> **WHAT YOU SHOULD DO**:
Only lines with the word "край" are needed; collect each of them from the listing below.

> **RECORD SET**:
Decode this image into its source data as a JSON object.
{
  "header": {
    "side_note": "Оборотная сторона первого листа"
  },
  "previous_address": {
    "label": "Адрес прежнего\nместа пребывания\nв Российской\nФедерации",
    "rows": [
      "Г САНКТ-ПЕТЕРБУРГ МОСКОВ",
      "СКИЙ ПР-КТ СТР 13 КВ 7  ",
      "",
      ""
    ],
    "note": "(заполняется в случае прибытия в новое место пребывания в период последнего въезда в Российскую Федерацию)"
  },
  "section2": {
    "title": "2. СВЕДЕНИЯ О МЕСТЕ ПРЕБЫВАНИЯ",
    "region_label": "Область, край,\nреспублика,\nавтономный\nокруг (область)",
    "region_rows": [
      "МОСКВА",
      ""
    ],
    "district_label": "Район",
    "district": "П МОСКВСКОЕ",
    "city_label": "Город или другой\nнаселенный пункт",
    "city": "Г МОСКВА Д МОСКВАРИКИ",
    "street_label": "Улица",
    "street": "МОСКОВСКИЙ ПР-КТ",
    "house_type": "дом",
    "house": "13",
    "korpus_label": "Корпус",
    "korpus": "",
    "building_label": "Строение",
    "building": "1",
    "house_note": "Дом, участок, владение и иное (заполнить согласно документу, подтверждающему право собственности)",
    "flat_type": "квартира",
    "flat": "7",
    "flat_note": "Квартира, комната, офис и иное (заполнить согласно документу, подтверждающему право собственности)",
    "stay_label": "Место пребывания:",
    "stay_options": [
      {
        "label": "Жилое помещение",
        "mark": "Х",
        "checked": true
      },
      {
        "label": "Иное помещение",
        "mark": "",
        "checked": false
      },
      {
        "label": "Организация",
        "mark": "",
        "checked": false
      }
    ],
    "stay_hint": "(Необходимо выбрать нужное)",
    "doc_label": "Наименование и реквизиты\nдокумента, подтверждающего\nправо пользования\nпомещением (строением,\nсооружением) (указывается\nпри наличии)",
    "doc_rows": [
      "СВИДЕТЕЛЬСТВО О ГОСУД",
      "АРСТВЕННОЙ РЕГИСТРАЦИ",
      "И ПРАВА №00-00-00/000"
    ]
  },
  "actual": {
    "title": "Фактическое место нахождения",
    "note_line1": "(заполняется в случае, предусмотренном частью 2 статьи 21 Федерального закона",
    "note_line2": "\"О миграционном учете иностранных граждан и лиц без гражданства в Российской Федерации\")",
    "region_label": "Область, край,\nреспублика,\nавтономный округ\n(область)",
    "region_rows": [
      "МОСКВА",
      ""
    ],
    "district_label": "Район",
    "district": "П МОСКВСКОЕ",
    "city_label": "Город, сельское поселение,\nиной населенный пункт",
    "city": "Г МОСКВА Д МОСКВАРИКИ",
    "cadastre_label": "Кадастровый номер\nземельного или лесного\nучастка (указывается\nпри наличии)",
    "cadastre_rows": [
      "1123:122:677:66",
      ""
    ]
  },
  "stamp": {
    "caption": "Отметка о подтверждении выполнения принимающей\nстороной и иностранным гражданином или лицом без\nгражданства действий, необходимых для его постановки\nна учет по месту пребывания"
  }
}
---
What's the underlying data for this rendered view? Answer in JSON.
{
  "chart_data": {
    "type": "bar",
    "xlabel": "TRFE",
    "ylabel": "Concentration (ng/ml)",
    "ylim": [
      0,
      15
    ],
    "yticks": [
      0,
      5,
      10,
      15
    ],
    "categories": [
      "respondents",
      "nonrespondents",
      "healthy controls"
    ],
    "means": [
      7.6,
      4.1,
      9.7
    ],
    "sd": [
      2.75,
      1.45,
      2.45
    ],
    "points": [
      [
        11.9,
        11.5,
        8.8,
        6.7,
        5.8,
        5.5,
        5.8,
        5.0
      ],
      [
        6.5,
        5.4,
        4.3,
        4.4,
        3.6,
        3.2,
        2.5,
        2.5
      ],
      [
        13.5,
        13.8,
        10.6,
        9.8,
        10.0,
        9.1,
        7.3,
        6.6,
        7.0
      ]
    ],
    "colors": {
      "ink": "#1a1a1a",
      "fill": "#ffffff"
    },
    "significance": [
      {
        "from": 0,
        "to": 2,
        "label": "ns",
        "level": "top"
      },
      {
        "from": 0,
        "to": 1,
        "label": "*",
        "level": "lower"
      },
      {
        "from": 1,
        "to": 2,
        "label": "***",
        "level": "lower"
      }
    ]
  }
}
---
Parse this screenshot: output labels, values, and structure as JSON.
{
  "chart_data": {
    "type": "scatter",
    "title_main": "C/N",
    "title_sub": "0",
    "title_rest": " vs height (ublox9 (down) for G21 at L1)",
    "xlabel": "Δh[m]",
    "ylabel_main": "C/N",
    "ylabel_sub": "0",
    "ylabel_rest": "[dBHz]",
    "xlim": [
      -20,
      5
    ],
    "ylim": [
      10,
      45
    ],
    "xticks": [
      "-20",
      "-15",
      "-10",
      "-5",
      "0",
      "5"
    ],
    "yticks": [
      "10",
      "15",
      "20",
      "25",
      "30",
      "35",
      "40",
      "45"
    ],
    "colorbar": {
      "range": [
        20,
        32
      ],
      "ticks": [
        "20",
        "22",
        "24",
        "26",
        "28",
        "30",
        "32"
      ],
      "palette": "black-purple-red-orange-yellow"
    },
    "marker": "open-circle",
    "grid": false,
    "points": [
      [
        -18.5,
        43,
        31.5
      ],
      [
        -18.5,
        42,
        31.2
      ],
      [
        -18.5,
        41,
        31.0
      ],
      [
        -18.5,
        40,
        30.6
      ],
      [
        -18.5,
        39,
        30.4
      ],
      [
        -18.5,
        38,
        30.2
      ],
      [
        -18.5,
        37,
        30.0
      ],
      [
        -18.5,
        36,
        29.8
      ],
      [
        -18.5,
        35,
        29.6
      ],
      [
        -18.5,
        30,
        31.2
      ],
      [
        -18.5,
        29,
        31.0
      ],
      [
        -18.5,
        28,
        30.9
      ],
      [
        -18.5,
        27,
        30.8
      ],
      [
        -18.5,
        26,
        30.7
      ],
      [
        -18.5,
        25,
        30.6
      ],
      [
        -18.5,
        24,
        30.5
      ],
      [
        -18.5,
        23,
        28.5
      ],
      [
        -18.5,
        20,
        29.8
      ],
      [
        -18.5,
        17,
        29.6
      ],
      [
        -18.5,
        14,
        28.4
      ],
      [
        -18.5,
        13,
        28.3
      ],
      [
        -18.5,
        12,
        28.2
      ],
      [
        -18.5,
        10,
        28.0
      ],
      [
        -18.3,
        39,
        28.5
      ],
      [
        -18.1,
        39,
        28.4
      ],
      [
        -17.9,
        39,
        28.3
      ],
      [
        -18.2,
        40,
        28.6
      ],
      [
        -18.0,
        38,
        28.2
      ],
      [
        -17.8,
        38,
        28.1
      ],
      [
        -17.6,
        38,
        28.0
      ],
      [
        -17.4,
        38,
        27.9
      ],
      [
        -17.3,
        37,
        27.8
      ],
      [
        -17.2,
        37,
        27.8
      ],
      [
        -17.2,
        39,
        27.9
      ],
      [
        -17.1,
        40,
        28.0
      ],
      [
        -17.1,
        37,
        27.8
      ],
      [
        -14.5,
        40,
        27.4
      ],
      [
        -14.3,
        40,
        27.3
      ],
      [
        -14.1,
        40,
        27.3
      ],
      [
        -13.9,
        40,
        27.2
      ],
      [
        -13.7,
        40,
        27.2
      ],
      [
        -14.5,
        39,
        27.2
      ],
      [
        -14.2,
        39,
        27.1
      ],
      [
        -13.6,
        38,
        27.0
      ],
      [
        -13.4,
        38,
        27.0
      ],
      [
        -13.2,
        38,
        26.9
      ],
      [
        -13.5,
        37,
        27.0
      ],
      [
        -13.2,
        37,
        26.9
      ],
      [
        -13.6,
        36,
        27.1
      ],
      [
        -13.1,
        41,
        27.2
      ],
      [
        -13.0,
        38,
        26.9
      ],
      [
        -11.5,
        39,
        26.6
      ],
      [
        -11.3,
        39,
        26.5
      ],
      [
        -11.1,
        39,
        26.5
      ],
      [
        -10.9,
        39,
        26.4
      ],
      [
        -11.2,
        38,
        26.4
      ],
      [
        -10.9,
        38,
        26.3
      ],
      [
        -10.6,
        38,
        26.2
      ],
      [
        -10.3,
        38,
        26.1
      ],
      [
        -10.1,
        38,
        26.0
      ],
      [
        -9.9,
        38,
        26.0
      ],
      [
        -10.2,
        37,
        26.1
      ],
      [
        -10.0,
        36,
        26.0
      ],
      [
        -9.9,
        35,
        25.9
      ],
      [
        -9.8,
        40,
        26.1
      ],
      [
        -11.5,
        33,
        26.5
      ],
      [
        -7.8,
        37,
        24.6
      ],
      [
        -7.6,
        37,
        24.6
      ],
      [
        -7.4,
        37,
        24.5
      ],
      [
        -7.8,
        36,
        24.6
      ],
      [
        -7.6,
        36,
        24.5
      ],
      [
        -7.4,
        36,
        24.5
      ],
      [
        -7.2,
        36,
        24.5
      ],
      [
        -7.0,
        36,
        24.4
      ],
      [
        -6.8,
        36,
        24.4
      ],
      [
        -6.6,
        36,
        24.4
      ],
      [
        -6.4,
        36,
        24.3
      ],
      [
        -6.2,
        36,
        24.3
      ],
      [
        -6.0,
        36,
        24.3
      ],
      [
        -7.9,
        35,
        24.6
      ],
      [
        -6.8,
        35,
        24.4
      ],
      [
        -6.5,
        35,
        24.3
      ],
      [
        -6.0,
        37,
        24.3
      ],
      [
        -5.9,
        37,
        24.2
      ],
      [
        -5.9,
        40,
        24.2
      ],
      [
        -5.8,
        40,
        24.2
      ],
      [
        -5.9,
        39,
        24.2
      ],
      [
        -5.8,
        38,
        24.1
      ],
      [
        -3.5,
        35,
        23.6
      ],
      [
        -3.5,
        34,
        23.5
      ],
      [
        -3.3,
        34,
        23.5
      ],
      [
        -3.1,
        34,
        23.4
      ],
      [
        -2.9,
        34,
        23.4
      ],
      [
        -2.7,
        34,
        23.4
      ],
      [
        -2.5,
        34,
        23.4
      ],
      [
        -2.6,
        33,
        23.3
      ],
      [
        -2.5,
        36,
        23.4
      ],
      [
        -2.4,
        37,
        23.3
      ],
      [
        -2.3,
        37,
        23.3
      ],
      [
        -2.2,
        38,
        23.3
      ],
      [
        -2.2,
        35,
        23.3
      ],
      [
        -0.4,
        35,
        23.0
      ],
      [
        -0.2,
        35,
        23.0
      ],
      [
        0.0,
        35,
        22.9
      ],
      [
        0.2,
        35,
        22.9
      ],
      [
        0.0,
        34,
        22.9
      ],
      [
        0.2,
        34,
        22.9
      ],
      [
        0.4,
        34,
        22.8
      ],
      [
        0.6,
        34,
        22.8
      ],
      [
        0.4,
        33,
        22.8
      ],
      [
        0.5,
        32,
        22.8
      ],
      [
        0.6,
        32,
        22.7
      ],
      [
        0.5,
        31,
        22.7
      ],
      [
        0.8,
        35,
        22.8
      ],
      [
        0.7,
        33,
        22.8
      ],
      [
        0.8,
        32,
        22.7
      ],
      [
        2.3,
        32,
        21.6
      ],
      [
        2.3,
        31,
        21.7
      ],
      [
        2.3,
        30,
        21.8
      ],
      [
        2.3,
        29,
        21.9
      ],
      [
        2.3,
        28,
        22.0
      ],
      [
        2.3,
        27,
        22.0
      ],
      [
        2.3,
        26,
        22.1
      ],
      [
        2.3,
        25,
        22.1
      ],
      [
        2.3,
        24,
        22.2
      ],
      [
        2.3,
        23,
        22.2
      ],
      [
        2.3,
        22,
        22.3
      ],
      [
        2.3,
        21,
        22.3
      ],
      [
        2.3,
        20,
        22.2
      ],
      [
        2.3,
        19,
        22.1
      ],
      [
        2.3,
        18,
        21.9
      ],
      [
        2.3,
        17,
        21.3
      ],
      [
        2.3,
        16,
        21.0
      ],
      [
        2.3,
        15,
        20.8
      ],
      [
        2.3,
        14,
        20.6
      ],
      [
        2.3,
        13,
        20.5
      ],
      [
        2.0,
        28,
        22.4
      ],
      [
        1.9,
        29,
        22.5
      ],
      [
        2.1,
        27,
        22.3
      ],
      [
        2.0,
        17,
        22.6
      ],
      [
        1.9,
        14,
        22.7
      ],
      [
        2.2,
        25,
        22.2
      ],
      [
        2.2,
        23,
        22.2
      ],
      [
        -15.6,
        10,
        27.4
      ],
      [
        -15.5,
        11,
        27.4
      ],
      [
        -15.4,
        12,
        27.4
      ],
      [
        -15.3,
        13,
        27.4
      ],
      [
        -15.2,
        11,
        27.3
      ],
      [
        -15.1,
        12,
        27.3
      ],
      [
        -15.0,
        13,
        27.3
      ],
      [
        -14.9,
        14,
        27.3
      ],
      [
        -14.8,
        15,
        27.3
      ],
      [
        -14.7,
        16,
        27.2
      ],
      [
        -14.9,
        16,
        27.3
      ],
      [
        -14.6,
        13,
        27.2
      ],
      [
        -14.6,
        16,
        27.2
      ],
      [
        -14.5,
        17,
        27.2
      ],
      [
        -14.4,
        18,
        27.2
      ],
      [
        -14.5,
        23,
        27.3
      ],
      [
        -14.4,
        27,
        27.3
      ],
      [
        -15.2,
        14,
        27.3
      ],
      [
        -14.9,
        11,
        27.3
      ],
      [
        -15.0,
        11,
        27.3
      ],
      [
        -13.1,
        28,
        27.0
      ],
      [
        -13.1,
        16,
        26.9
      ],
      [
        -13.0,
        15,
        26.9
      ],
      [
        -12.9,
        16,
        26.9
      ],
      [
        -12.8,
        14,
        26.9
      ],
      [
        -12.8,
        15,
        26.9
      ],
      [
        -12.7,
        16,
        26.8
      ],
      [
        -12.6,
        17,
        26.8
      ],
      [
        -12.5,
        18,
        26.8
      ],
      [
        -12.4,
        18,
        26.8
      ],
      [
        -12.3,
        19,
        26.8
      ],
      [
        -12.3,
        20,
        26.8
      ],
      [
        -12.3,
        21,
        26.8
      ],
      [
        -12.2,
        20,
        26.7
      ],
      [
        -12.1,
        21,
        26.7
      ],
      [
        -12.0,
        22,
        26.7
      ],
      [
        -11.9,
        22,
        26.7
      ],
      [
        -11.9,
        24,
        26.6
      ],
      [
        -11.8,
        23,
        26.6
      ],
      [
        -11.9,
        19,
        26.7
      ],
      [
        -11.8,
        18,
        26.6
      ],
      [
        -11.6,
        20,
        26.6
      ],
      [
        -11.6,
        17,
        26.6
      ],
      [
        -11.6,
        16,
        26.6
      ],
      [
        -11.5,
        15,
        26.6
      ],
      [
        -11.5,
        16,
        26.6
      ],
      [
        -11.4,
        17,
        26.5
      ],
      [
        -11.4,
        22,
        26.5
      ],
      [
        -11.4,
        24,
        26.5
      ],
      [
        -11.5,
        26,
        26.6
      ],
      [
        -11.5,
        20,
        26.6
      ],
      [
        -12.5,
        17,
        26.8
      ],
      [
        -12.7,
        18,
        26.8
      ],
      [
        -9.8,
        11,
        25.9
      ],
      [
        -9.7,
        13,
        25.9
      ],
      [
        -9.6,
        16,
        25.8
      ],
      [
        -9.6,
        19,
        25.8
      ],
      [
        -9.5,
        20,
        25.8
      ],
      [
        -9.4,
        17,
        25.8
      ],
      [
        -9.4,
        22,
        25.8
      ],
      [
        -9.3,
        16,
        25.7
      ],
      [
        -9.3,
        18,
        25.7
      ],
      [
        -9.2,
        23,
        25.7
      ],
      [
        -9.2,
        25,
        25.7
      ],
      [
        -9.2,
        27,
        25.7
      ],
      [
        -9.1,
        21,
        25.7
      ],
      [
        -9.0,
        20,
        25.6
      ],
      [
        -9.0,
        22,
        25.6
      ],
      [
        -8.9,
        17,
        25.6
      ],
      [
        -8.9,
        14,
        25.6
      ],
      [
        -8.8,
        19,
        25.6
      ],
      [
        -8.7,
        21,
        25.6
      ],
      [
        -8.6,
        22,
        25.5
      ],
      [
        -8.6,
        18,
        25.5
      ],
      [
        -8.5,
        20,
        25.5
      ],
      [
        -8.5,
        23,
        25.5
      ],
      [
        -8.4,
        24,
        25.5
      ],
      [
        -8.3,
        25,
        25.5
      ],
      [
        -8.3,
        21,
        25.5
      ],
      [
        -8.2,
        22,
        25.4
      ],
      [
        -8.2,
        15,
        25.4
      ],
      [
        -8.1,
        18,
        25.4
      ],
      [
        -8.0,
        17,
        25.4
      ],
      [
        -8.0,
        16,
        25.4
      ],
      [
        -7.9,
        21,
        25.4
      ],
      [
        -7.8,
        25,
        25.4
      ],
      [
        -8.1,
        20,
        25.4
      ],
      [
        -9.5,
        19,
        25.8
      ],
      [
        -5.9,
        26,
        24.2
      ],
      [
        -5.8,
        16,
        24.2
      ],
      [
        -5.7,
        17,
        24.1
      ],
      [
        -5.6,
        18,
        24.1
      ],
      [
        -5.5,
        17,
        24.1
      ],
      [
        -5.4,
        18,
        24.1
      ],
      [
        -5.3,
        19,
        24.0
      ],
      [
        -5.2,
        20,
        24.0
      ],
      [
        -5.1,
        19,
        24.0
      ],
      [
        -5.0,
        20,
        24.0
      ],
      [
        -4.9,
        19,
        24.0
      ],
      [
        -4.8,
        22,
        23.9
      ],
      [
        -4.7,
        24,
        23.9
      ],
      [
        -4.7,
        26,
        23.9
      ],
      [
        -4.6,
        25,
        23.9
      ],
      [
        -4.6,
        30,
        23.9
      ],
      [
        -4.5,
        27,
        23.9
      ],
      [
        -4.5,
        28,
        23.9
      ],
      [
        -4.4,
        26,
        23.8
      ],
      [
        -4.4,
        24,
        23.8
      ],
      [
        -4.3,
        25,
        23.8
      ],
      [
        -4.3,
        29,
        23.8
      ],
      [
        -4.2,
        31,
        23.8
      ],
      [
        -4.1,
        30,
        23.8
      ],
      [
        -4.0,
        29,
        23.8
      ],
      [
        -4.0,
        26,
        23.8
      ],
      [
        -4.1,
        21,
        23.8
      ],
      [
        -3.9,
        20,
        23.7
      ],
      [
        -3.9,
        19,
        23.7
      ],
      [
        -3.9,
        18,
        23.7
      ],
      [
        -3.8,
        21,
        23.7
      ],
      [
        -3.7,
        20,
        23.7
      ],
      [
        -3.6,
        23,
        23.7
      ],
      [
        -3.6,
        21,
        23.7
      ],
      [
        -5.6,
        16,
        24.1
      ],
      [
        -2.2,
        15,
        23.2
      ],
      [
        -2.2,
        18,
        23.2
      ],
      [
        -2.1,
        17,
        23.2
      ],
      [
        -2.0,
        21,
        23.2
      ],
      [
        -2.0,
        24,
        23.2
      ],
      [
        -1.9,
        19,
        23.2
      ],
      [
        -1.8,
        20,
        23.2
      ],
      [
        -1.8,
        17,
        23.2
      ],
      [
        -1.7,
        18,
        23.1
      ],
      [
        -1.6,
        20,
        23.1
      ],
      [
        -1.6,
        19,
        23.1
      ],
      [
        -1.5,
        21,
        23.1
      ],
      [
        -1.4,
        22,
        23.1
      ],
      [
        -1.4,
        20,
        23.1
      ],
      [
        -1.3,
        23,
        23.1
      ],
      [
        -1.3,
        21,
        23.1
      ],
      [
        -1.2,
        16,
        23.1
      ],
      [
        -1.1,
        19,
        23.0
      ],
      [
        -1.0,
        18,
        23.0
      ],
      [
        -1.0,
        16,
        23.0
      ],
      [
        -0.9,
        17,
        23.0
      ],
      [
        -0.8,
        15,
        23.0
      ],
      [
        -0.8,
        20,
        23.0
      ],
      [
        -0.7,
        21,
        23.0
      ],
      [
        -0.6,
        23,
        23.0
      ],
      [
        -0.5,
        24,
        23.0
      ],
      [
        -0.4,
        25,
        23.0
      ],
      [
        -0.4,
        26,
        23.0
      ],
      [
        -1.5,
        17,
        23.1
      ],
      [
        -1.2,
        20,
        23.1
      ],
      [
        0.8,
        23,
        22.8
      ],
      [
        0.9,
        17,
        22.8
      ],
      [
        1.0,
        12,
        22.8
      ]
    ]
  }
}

> **EXERCISE SOLUTION**:
    "region_label": "Область, край,\nреспублика,\nавтономный\nокруг (область)",
    "region_label": "Область, край,\nреспублика,\nавтономный округ\n(область)",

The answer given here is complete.